• [Your task] Read the lines that follow and pick out every one containing the word "يخرج".

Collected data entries
◇ ◇ ◇ ◇ ◇ ◇ ◇

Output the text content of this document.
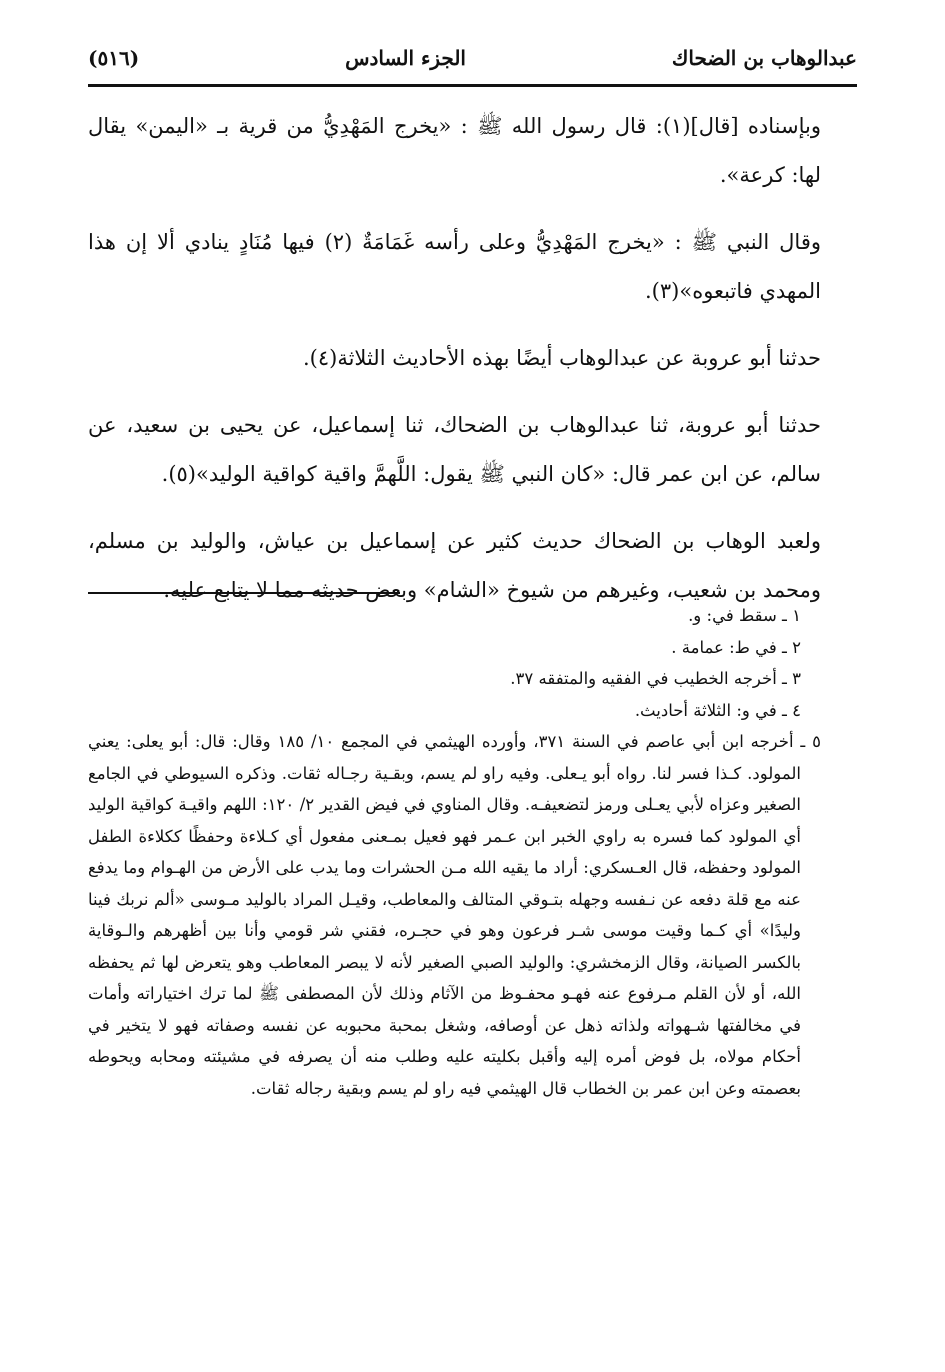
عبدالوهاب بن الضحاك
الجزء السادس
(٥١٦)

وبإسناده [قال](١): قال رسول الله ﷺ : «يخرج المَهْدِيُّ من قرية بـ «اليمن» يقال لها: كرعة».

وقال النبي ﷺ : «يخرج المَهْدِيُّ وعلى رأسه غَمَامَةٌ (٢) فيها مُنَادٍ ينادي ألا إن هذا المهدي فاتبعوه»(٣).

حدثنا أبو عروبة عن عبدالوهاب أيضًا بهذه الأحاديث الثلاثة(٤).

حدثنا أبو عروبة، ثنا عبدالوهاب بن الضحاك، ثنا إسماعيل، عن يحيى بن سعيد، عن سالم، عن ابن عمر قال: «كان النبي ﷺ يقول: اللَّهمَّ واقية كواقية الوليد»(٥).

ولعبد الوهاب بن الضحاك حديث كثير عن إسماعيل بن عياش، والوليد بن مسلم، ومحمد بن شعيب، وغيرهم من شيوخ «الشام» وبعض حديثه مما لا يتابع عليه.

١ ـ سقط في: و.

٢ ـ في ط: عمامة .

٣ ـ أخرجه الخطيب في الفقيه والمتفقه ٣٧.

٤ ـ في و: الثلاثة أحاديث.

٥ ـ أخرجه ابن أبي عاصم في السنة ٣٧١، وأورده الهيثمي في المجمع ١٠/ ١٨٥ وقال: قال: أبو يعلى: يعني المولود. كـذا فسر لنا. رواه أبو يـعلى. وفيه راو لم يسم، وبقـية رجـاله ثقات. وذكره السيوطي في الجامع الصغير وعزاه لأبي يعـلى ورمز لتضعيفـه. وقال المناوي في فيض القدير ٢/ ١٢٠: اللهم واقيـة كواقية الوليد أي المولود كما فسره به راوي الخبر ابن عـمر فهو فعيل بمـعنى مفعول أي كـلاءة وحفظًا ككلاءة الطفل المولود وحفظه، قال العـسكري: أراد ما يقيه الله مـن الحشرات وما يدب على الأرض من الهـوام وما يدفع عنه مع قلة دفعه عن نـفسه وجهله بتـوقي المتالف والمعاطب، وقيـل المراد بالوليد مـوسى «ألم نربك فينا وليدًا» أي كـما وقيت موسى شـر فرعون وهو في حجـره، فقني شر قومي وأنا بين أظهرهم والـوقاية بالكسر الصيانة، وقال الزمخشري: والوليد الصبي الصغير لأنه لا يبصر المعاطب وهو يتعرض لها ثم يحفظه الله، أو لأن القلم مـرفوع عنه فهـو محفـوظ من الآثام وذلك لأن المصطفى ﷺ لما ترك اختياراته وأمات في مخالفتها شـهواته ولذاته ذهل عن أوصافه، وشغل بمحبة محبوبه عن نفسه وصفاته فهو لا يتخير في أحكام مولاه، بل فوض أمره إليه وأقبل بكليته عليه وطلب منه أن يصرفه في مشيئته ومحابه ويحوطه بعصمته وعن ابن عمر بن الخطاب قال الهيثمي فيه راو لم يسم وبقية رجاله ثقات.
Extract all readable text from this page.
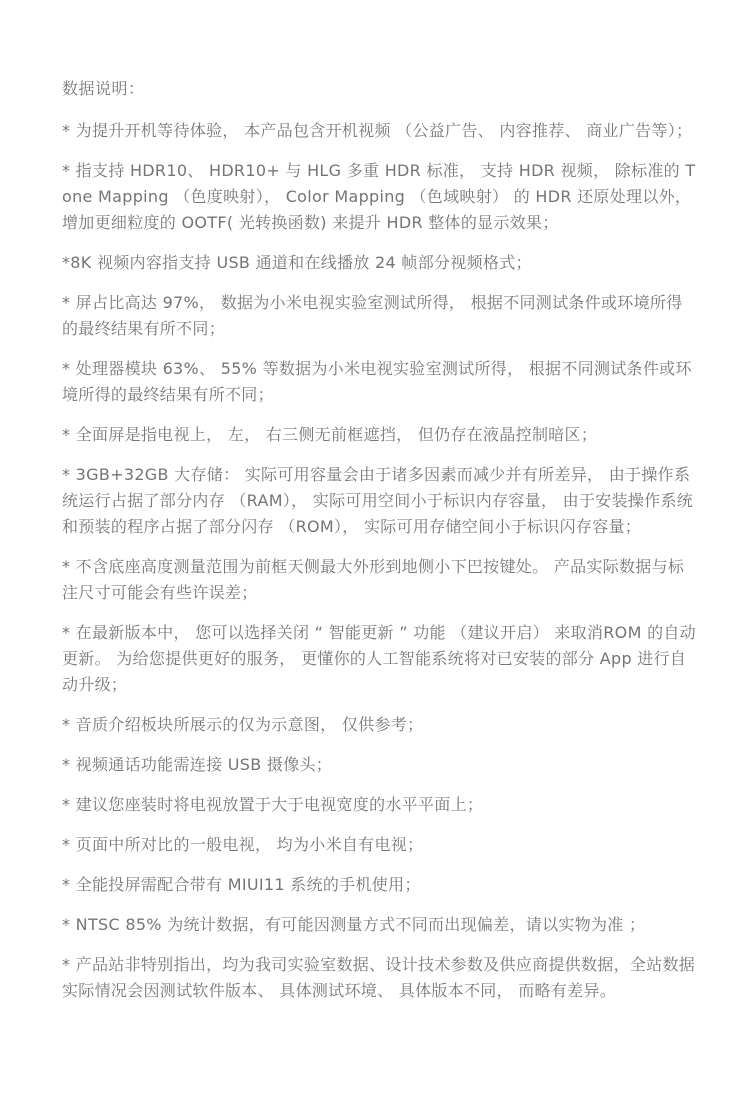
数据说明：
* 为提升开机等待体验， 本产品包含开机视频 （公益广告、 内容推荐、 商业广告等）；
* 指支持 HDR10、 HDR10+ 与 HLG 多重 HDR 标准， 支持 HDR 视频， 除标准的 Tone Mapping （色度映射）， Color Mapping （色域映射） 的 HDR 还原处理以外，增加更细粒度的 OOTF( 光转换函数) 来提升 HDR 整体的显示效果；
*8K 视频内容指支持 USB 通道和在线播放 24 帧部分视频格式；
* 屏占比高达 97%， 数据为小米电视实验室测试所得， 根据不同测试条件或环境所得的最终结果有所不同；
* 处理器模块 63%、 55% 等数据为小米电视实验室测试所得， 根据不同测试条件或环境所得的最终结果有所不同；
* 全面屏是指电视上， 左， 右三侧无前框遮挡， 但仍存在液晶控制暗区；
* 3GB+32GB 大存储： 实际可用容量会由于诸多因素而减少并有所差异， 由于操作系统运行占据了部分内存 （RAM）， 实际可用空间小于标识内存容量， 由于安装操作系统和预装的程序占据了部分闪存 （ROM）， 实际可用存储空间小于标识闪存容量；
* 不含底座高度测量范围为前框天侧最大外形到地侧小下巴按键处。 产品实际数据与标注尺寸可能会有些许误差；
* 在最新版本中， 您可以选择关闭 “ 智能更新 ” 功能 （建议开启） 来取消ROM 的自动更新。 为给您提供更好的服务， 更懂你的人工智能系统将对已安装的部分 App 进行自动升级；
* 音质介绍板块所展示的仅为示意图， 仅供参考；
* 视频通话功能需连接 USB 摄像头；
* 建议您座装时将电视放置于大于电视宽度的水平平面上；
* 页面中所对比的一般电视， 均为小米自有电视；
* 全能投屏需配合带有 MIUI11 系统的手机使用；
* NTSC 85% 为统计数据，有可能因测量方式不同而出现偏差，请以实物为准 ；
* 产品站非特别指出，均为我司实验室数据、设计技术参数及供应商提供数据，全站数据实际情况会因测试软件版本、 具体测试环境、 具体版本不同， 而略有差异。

◇ ◇ ◇ ◇ ◇ ◇ ◇

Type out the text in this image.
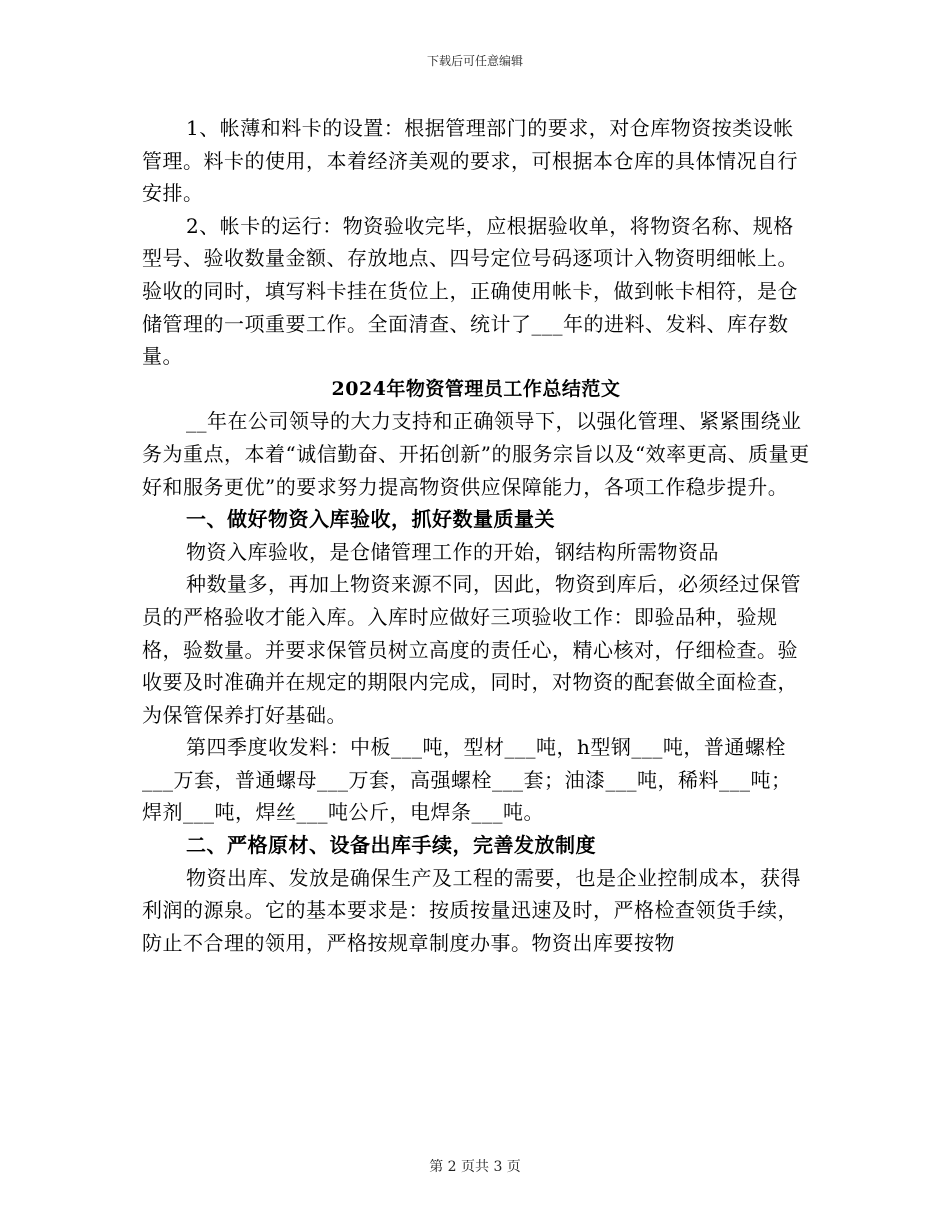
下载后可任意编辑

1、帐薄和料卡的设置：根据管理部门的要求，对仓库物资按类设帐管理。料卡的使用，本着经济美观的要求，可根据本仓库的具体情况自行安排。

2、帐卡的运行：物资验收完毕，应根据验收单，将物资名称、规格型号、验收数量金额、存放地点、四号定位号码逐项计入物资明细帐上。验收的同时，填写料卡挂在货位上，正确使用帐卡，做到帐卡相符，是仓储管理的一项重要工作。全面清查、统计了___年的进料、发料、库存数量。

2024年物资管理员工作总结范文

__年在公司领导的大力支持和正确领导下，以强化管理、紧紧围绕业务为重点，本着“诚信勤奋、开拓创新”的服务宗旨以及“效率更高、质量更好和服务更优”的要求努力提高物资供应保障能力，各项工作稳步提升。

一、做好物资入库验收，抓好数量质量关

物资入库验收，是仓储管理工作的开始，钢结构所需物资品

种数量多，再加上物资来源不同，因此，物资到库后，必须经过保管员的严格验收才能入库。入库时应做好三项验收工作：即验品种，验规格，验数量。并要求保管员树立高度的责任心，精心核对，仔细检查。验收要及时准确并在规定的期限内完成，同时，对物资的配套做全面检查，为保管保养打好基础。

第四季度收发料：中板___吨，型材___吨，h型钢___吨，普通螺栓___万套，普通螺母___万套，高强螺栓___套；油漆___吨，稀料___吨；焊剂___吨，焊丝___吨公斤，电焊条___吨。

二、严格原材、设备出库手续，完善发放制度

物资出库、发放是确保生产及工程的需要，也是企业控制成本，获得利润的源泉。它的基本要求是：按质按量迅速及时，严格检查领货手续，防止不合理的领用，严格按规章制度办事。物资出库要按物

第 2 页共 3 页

◇ ◇ ◇ ◇ ◇ ◇ ◇

• [Written response]
وبإسناده [قال](١): قال رسول الله ﷺ : «يخرج المَهْدِيُّ من قرية بـ «اليمن» يقال لها: كرعة».
وقال النبي ﷺ : «يخرج المَهْدِيُّ وعلى رأسه غَمَامَةٌ (٢) فيها مُنَادٍ ينادي ألا إن هذا المهدي فاتبعوه»(٣).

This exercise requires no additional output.